*What to produce*:
Using the data below, gather each line that includes the word "Scenefile".

*Extracted material*:
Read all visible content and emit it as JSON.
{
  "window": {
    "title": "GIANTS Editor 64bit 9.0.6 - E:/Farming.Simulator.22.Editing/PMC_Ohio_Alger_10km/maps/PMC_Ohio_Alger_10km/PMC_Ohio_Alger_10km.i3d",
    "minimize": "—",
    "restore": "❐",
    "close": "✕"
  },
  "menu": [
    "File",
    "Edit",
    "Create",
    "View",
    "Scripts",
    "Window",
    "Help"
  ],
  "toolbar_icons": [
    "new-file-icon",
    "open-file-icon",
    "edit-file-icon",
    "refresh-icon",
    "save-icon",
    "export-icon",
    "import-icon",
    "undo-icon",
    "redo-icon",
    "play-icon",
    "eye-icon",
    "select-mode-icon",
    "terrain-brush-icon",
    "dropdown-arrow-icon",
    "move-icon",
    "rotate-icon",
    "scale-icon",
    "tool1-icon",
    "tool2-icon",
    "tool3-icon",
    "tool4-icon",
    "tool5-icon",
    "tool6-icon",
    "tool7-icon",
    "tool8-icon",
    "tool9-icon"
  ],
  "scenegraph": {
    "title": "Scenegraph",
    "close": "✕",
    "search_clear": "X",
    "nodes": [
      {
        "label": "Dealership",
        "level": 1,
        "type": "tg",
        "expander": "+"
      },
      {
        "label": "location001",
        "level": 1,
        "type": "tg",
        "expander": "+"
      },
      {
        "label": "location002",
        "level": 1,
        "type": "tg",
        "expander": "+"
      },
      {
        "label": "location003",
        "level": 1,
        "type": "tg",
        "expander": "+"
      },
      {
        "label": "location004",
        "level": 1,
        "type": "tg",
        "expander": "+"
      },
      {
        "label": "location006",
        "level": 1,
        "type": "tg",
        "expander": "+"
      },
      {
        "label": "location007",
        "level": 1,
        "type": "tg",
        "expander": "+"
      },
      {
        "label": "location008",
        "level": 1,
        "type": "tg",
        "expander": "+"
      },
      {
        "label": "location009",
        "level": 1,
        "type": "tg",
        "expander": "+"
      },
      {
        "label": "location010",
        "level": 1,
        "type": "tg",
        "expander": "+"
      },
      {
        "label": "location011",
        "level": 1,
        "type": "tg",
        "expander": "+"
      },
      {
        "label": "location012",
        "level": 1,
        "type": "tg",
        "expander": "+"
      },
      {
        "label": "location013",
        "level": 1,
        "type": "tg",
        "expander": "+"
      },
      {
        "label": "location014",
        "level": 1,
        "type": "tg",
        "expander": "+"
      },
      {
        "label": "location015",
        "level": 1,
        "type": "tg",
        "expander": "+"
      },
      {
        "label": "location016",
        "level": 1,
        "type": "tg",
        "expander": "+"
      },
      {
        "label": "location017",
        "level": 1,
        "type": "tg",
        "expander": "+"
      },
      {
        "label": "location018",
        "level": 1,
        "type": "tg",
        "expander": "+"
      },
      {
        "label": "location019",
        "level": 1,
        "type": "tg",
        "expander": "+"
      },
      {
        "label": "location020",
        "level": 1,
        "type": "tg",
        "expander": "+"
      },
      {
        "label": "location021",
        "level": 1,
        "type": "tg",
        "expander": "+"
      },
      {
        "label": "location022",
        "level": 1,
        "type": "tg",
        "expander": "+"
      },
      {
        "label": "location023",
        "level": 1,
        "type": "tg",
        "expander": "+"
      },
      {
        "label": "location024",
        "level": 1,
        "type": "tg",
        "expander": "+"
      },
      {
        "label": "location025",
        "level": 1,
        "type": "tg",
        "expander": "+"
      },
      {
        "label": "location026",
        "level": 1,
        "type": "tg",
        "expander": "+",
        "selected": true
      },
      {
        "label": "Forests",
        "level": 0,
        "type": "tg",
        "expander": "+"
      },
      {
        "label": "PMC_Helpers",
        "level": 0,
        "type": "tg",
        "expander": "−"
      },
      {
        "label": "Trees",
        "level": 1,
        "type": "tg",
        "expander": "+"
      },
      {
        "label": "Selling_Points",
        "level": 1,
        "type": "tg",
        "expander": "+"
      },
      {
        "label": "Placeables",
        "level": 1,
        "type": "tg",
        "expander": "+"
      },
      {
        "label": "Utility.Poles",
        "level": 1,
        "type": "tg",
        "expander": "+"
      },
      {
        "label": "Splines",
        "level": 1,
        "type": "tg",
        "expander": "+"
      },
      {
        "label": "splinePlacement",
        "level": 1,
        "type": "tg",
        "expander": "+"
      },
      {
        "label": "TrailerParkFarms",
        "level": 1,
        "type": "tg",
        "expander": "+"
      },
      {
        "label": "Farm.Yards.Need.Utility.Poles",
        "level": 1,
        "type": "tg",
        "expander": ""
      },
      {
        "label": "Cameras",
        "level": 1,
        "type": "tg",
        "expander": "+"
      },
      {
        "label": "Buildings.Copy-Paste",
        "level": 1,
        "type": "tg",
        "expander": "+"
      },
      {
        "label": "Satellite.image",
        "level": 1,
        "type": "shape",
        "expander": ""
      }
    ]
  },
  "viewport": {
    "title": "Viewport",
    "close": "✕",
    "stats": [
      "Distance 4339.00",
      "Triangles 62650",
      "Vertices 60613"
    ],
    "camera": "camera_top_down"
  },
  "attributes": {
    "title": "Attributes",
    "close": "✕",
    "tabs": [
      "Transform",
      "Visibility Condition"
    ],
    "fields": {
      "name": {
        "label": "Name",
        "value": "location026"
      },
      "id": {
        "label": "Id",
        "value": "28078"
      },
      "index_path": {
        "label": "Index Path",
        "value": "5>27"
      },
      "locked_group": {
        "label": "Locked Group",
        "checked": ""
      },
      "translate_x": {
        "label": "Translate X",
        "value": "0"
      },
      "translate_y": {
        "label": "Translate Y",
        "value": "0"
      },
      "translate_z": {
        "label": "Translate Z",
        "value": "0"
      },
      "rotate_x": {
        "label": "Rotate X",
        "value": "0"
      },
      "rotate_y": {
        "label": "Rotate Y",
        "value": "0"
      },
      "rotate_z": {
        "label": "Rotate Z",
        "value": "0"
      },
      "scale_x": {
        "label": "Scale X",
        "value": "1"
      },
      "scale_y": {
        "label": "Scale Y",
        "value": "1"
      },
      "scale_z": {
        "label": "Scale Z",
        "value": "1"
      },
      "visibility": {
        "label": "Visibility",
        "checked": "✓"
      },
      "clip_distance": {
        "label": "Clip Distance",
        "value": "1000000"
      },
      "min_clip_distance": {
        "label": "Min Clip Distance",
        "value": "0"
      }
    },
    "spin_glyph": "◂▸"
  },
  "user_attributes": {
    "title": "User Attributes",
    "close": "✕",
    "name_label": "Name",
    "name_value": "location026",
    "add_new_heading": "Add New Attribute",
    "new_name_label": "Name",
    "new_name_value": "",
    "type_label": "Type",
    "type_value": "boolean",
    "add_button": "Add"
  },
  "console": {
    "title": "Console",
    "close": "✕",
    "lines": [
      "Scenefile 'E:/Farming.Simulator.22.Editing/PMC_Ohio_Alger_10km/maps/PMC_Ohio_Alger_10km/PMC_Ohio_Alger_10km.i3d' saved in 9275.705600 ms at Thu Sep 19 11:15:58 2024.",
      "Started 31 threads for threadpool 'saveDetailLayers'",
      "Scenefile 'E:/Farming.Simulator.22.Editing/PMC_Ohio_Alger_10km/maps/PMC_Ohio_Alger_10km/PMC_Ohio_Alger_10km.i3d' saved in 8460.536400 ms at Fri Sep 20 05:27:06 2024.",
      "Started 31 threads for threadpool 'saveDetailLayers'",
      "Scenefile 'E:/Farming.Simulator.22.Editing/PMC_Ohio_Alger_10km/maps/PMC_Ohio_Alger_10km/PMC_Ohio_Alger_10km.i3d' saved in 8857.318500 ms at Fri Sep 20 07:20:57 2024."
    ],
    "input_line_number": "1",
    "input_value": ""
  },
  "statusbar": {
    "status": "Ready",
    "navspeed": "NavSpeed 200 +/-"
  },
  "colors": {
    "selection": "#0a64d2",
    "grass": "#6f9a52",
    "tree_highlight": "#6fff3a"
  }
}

*Full output*:
      "Scenefile 'E:/Farming.Simulator.22.Editing/PMC_Ohio_Alger_10km/maps/PMC_Ohio_Alger_10km/PMC_Ohio_Alger_10km.i3d' saved in 9275.705600 ms at Thu Sep 19 11:15:58 2024.",
      "Scenefile 'E:/Farming.Simulator.22.Editing/PMC_Ohio_Alger_10km/maps/PMC_Ohio_Alger_10km/PMC_Ohio_Alger_10km.i3d' saved in 8460.536400 ms at Fri Sep 20 05:27:06 2024.",
      "Scenefile 'E:/Farming.Simulator.22.Editing/PMC_Ohio_Alger_10km/maps/PMC_Ohio_Alger_10km/PMC_Ohio_Alger_10km.i3d' saved in 8857.318500 ms at Fri Sep 20 07:20:57 2024."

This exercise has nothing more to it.